◆ PASSAGE PROVIDED:
◇ ◇ ◇ ◇

# X-Trail Cross Bars



## Midland (Mar 23, 2011)

I have a 2006 X-trail and am looking for cross bars (part #99998-305847) ... seem to be discontinued and unavailable anywhere in Canada. Any suggestions to a solution?


----------



## dnjsmith (May 21, 2010)

*cross bar roof rack*

I am having the same trouble NISSAN Canada does not even have any. Not sure if any shipping from Japan since recent trouble. Thule says they don't have a set that will fit and don't have the 761 footpack. Wispbar may have set for almost 500 bucks.


----------



## Midland (Mar 23, 2011)

*cross bars*

Thanks for the info, I will be trying Ireland soon and will get back with a response ASAP


----------



## dnjsmith (May 21, 2010)

*roof rack*

maybe this might work: Rack Attack - Thule Rack, Yakima Rack : bike, ski, kayak, snowboard, cargo

I did not try to order through this site, as I do not want spend nearly $500 bucks for roof racks. I am booked to have a trailer package installed at Cap -IT this coming Saturday for around the same price. I can then use a small utility trailer to move stuff around such as my small boat, or pontoon boat, that I was planning on putting on my roof. I am sure I an find a small trailer to meet my needs. A roof rack cross bar would have run across my sun roof.


----------



## 88turborx7 (Jul 28, 2012)

http://www.nissanparts.ca/acce.php?y=2006&v=X-Trail&acc_vehiID=24


----------

◇ ◇ ◇ ◇

◆ DATA IN THIS EXERCISE:

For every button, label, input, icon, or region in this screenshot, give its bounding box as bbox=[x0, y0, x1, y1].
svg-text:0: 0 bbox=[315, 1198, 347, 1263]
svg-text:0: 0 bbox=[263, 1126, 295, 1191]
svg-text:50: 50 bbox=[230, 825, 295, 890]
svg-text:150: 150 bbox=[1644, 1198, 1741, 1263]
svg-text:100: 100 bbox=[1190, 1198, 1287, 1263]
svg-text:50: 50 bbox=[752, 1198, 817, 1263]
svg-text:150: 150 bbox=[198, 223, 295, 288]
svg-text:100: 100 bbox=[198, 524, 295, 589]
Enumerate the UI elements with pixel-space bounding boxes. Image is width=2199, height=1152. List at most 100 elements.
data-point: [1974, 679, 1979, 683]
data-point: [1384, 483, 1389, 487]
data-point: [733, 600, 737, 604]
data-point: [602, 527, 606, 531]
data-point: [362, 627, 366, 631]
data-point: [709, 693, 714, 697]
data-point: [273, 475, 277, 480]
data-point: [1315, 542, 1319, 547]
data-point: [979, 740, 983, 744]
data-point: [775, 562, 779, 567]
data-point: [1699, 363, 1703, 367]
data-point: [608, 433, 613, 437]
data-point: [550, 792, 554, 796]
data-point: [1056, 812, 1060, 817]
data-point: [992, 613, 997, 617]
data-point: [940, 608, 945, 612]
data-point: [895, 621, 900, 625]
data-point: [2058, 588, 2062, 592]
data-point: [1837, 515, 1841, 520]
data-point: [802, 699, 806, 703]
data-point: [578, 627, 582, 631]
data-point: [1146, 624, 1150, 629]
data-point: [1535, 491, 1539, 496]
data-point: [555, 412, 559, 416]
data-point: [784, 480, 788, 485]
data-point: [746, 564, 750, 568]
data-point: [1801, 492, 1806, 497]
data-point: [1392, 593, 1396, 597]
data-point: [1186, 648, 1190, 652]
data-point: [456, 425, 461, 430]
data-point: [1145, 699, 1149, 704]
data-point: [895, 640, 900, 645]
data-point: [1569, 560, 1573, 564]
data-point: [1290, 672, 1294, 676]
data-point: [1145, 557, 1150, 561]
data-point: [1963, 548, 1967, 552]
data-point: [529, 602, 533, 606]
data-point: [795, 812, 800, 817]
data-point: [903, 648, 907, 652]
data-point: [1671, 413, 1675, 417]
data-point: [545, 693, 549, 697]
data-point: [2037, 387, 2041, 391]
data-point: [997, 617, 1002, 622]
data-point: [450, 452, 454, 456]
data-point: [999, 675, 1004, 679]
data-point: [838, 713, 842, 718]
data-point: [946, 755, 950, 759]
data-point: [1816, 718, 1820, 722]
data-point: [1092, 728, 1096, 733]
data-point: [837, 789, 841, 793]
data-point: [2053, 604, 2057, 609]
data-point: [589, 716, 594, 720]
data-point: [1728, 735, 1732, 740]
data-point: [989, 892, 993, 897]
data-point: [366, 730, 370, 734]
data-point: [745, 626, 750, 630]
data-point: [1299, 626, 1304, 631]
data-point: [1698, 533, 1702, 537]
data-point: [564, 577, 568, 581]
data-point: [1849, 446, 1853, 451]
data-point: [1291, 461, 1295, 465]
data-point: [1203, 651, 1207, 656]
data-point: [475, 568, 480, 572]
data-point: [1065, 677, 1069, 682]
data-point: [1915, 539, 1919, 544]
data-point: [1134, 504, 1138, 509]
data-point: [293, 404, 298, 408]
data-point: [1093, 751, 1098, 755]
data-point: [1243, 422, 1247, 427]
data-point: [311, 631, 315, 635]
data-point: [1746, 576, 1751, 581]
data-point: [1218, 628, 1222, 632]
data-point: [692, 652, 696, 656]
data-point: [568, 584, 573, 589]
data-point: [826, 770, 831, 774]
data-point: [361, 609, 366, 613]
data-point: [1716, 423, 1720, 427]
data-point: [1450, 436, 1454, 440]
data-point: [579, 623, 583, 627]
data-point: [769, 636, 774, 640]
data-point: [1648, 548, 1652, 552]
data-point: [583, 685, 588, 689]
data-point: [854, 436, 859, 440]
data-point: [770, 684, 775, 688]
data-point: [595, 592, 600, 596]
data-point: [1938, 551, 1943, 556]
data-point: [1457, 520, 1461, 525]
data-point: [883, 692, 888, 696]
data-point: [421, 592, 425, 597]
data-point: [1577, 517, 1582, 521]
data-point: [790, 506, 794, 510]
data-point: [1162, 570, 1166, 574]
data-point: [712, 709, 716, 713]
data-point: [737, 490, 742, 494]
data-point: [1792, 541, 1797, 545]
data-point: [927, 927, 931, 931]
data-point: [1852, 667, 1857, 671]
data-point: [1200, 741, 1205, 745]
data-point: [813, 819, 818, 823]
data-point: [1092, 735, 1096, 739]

◇ ◇ ◇ ◇

◆ SET EXERCISE 1: Which usernames appear as post authors in the cross bar thread?
◆ SET EXERCISE 2: In the listing, swap "bbox" for "box" in everything from its first line down to the line containing "data-point: [362, 627, 366, 631]", and return only those lines with every other part unchanged.

◆ OUTPUT 1: Midland, dnjsmith, 88turborx7

◆ OUTPUT 2:
For every button, label, input, icon, or region in this screenshot, give its bounding box as box=[x0, y0, x1, y1].
svg-text:0: 0 box=[315, 1198, 347, 1263]
svg-text:0: 0 box=[263, 1126, 295, 1191]
svg-text:50: 50 box=[230, 825, 295, 890]
svg-text:150: 150 box=[1644, 1198, 1741, 1263]
svg-text:100: 100 box=[1190, 1198, 1287, 1263]
svg-text:50: 50 box=[752, 1198, 817, 1263]
svg-text:150: 150 box=[198, 223, 295, 288]
svg-text:100: 100 box=[198, 524, 295, 589]
Enumerate the UI elements with pixel-space bounding boxes. Image is width=2199, height=1152. List at most 100 elements.
data-point: [1974, 679, 1979, 683]
data-point: [1384, 483, 1389, 487]
data-point: [733, 600, 737, 604]
data-point: [602, 527, 606, 531]
data-point: [362, 627, 366, 631]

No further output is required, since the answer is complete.